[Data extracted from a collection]
______________________________

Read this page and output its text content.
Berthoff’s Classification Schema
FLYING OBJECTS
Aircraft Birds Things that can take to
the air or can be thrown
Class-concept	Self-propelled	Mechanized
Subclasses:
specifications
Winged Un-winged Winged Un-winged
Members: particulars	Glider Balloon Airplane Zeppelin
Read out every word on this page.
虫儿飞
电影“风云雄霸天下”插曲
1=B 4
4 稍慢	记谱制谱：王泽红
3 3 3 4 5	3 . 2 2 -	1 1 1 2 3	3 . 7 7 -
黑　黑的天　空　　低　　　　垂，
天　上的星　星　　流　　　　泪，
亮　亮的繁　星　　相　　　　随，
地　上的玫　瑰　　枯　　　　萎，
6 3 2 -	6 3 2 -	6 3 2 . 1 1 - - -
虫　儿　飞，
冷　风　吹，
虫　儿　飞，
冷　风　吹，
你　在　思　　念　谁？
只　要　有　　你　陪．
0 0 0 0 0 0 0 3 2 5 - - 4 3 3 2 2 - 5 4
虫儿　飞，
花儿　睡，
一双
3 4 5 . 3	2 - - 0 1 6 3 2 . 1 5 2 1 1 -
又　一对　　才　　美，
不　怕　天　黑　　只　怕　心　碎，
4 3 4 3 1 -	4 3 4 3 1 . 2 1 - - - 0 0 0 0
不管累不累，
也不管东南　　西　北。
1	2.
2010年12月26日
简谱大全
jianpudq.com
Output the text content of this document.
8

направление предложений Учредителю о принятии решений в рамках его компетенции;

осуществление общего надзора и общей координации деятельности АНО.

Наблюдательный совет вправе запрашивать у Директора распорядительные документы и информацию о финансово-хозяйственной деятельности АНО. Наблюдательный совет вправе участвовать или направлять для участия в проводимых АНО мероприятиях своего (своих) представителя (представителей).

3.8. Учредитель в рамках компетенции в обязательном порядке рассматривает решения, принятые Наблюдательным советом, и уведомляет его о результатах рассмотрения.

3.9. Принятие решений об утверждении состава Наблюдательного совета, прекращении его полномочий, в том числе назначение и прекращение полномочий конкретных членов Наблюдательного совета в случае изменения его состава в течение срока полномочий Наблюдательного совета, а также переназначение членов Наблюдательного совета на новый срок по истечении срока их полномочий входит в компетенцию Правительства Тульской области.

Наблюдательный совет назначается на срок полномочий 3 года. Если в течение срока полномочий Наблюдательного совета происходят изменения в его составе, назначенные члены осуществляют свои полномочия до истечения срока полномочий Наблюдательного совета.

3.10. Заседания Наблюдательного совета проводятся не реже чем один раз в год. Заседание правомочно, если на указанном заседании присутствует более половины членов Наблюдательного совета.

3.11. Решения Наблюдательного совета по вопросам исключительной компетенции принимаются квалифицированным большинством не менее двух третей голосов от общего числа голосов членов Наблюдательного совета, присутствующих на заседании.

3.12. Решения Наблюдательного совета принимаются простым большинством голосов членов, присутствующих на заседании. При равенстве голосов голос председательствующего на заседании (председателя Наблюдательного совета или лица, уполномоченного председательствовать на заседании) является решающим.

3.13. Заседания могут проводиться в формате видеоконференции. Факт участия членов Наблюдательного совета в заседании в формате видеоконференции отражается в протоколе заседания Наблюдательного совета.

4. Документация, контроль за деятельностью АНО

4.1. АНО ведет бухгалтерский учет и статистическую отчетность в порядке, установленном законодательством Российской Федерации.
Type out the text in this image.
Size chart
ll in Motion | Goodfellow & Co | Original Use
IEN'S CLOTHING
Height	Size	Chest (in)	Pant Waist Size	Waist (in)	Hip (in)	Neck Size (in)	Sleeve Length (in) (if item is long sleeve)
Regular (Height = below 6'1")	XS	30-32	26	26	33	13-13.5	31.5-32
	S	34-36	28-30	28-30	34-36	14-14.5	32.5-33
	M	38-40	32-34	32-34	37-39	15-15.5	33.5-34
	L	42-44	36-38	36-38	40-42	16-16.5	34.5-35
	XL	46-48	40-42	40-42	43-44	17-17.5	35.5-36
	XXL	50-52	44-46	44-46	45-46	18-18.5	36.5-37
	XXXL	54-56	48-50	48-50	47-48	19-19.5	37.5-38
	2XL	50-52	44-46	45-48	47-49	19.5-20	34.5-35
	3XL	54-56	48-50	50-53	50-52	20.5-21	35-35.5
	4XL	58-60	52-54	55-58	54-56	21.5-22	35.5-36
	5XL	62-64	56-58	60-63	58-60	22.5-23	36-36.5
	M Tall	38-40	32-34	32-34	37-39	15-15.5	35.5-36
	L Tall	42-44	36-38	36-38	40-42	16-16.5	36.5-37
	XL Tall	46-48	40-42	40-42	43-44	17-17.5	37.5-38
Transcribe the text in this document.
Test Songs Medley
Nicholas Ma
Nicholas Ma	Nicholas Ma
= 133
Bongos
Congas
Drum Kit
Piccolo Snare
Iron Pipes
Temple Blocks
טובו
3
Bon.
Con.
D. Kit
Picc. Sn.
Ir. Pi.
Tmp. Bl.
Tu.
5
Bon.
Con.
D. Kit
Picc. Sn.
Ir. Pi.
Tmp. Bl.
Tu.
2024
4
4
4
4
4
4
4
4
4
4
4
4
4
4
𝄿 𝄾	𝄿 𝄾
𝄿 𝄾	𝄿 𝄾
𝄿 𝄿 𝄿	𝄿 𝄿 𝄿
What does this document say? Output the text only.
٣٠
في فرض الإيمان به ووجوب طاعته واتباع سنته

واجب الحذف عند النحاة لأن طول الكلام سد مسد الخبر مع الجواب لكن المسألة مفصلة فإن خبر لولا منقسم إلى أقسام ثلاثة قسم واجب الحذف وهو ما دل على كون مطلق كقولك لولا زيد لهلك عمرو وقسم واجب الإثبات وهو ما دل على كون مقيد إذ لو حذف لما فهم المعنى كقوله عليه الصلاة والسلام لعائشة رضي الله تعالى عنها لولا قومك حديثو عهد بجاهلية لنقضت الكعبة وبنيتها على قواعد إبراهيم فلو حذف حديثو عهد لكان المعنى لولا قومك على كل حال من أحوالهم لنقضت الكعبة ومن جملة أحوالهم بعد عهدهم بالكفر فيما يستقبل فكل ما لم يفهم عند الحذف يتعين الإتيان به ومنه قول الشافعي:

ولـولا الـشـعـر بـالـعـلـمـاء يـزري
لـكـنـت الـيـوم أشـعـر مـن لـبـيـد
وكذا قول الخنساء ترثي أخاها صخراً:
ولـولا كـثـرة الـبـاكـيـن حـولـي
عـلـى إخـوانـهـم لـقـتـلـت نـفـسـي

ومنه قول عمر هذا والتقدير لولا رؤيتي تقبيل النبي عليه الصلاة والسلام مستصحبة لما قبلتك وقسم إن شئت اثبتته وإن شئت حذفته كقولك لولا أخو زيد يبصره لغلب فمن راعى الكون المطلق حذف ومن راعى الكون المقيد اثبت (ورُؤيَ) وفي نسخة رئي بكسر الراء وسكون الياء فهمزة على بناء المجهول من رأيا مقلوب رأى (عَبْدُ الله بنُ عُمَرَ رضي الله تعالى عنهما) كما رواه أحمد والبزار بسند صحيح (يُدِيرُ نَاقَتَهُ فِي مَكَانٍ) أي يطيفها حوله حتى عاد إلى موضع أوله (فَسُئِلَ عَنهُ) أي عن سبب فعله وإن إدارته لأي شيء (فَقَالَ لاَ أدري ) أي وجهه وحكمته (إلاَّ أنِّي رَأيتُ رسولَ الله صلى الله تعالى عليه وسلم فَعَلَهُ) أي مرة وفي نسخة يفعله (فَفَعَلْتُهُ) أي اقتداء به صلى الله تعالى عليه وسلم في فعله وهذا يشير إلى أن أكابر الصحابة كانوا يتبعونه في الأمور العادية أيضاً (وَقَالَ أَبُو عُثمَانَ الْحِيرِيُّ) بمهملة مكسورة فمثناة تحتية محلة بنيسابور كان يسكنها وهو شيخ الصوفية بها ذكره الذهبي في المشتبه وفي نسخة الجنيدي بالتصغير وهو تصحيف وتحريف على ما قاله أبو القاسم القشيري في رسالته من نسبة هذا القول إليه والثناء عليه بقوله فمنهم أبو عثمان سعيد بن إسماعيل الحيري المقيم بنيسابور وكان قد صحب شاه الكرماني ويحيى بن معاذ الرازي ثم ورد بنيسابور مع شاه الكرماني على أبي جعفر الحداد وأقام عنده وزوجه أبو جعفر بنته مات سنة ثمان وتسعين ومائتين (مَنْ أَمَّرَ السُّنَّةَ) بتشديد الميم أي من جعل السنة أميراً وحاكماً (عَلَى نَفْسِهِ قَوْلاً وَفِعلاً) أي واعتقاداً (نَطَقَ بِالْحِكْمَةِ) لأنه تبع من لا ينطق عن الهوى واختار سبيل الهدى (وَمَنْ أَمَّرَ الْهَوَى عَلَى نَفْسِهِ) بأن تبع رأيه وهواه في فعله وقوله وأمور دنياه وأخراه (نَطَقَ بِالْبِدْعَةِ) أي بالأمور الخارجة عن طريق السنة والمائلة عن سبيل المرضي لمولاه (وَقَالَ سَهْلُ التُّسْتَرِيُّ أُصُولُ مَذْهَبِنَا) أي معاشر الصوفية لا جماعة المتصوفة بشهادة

______________________________

TASK STATEMENT:
State how many lines of the records above contain the word "ولـولا", and give only that number.

OUTPUT OF THE EXERCISE:
2